9b When scheduling AO material to commence at 8.30pm, broadcasters should exercise discretion to ensure that the content which led to the AO rating is not shown soon after the watershed.
9c Broadcasters should have regard to the fact that children tend to stay up later than usual on Friday and Saturday nights and during school and public holidays and, accordingly, special attention should be given to providing appropriate warnings during these periods.
Broadcaster's Response to the Complainant
 TVNZ stated that Eyes Wide Shut was described in pre-publicity as being classified “Adults Only” and that the plot-line was described by the Listener as “an artful rendering of sexual jealousy” featuring a “highly stylised and bizarre cult society...”.
 The broadcaster noted that there was one scene in which a woman had taken a drug overdose at a party and was shown naked. It maintained that this scene was important to the plot, as it was this woman who saved Bill at the sex party and the reason she gave for doing so was that he had saved her life.
 TVNZ contended that “none of the strong adult material in the movie happens until after 9pm (including the use of the ‘f-word’)”. It noted that the sex party scene occurred at 9.58pm and argued that the sex scenes were “very stylised” and lasted only two minutes.
 The broadcaster stated that the movie was not “shown for general viewing” and pointed out that it was classified AO, was broadcast at 8.30pm and was preceded by a warning. It contended that 8.30pm was not considered to be within “children’s normally accepted viewing time” and that it was permitted to screen AO material after this time “even on weekends and during school holidays”
 TVNZ argued that the warning gave viewers a precise indication of the type of material the programme would contain. It considered that “by ensuring the strong adult sex scenes and language (F-word) played later in the movie (after 9pm)” TVNZ had taken into account the transition into AO time. The broadcaster declined to uphold the complaint that the movie breached Standard 9.
Referral to the Authority
 Dissatisfied with TVNZ’s response, the Hammonds referred their complaint to the Authority under section 8(1B)(b)(i) of the Broadcasting Act 1989. They contended that the broadcaster had not properly described the “duration and content of the offensive scenes and the offensive language”. The Hammonds argued that the sex scenes were “extremely explicit with a range of sexual acts and full frontal female nudity”
 The complainants maintained that it was unrealistic to expect that children would not be up on a Saturday evening after 8.30pm or that children or young people would be properly supervised. They also noted that the movie was broadcast during daylight saving.

------------

**TASK 1**
From the broadcasting complaint text, give again the part starting with "TVNZ argued that" and going on through "breached Standard 9.".
**TASK 2**
According to the broadcasting complaint text, at what time did the sex party scene occur?
**TASK 3**
List every period the broadcasting complaint text names as a time when children tend to stay up later than usual.

**DATA BLOCK**

------------

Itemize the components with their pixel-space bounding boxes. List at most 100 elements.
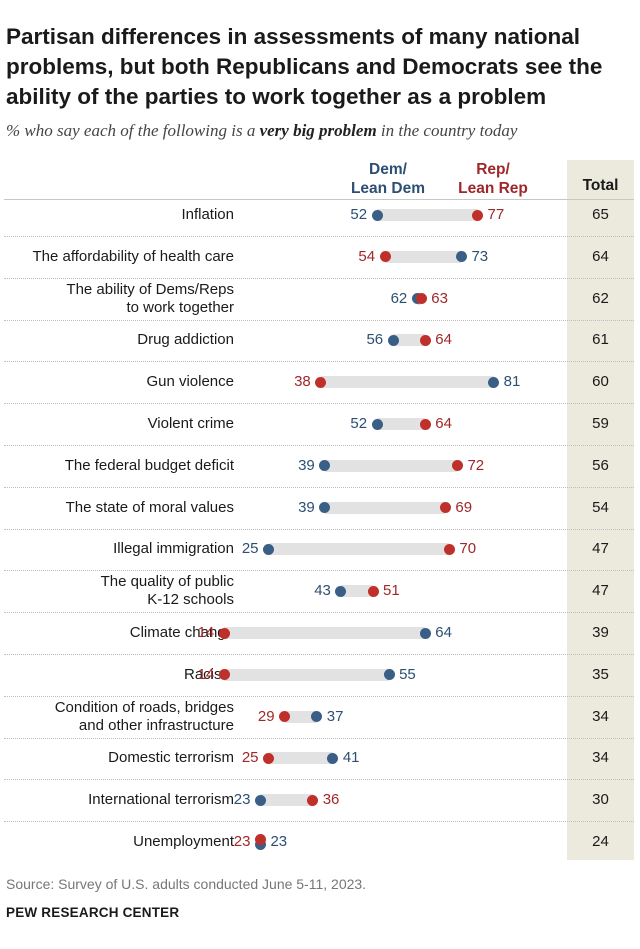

------------

**REPLY 1**
TVNZ argued that the warning gave viewers a precise indication of the type of material the programme would contain. It considered that “by ensuring the strong adult sex scenes and language (F-word) played later in the movie (after 9pm)” TVNZ had taken into account the transition into AO time. The broadcaster declined to uphold the complaint that the movie breached Standard 9.

**REPLY 2**
9.58pm

**REPLY 3**
Friday nights, Saturday nights, school holidays, public holidays